[Entries taken from a collection]
───

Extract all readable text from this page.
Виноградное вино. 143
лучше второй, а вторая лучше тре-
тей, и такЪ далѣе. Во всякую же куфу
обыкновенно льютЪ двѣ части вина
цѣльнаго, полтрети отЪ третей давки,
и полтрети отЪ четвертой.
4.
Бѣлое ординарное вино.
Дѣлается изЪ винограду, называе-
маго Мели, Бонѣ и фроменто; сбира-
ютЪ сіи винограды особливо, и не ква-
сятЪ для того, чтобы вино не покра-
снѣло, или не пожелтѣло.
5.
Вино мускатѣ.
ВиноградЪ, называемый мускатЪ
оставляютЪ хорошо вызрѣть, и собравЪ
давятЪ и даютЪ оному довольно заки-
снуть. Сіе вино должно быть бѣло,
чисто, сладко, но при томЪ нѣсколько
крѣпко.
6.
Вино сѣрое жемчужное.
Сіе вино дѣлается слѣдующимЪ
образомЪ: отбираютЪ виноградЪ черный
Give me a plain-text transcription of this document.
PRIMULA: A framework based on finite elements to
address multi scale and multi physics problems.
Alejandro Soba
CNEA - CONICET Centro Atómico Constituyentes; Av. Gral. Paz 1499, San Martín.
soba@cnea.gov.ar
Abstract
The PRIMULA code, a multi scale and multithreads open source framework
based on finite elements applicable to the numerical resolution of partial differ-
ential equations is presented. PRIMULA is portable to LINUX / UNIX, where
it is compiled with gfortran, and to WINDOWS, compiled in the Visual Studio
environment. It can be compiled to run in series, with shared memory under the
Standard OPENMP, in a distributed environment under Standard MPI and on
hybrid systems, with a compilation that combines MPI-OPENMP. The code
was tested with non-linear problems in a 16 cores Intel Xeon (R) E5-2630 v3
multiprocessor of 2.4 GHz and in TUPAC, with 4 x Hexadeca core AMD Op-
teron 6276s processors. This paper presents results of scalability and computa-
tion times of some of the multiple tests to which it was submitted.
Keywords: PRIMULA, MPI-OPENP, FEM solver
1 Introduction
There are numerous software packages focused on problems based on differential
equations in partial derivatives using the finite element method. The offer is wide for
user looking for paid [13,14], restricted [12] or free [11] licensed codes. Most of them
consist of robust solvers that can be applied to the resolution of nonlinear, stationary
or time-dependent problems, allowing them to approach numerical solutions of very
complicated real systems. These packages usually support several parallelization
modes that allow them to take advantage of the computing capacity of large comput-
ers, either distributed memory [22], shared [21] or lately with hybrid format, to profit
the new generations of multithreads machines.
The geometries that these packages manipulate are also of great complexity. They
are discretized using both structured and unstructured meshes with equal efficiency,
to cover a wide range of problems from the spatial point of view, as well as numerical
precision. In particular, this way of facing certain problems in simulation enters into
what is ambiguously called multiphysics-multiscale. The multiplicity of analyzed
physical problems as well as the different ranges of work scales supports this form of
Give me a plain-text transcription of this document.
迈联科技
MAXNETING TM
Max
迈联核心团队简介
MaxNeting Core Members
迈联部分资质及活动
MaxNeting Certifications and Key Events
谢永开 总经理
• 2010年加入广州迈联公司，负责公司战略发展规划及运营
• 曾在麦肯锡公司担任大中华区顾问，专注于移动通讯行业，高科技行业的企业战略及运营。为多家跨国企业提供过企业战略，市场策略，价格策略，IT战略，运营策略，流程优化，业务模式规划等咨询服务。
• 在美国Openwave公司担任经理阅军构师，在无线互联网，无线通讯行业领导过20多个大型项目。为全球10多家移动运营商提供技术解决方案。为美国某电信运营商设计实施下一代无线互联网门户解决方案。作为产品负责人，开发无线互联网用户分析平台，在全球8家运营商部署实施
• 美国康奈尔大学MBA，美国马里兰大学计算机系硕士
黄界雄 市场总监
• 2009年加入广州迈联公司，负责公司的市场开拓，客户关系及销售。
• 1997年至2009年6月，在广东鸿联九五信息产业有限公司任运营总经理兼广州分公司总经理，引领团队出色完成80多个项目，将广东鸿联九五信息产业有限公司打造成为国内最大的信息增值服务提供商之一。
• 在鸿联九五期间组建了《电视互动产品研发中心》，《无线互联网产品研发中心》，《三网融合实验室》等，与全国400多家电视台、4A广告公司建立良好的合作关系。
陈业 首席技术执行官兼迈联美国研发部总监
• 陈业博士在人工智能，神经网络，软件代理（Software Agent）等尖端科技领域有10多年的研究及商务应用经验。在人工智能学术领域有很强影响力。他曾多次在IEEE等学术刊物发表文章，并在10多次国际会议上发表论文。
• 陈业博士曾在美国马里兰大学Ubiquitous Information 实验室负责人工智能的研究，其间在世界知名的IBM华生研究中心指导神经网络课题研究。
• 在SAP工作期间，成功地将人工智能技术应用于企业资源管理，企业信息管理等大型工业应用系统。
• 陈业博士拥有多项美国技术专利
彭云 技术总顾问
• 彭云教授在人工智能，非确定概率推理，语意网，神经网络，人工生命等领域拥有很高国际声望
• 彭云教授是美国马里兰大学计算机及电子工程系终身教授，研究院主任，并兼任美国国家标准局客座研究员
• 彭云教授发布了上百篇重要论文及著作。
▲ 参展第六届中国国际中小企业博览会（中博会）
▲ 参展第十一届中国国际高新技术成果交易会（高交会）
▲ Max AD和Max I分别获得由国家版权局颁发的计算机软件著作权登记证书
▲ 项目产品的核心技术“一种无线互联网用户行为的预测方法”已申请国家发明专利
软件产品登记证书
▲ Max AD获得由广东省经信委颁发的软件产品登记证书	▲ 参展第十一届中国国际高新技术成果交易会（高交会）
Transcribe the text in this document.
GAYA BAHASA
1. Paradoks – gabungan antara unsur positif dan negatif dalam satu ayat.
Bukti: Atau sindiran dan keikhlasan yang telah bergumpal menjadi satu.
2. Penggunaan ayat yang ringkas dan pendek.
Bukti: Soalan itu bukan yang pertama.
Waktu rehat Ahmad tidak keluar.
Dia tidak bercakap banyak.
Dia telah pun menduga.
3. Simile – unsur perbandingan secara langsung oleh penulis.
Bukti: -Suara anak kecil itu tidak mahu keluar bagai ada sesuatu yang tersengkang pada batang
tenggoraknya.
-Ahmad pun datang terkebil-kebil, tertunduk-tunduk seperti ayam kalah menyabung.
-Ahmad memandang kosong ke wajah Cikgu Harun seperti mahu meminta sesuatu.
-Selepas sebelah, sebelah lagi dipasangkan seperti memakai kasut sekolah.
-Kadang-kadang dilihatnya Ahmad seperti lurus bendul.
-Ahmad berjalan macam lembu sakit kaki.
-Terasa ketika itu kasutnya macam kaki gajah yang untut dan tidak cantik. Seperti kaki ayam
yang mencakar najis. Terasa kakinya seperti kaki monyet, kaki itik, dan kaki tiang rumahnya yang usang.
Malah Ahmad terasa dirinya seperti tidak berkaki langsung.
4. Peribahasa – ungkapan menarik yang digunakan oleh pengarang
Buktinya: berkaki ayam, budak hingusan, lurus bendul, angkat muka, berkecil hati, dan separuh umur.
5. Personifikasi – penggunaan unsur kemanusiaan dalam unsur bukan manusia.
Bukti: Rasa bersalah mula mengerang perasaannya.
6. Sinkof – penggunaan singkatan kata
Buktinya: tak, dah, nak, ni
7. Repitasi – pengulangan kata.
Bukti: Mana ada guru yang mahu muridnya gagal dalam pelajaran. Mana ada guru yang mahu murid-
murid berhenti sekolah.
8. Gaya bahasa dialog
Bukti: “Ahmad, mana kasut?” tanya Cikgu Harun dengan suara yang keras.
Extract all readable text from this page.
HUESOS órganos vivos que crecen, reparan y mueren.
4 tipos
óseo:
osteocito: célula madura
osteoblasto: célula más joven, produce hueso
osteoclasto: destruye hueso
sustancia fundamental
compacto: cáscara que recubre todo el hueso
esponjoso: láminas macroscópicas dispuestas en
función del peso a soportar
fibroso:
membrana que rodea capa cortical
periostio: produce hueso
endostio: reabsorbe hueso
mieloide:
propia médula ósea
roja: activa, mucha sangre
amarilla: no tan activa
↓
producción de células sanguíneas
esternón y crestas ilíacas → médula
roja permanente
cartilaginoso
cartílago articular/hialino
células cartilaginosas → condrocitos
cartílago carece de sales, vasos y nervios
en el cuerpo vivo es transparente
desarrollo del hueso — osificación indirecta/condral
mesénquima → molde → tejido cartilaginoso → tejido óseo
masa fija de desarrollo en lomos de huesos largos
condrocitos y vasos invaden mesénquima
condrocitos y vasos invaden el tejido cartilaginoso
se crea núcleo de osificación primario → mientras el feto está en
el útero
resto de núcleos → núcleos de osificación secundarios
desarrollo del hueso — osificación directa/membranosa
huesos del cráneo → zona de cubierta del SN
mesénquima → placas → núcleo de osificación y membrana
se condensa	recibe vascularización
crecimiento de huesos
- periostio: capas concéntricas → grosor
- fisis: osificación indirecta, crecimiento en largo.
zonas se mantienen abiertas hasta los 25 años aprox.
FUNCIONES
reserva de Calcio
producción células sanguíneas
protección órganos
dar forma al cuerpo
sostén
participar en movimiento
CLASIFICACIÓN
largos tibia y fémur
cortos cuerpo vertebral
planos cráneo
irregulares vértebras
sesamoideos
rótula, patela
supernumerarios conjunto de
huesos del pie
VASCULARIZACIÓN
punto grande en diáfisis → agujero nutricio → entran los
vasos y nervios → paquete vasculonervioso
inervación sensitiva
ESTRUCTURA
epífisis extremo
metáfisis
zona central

───

Problem statement: From the data above, show each line that contains "well".

Result for this task:
to cover a wide range of problems from the spatial point of view, as well as numerical
physical problems as well as the different ranges of work scales supports this form of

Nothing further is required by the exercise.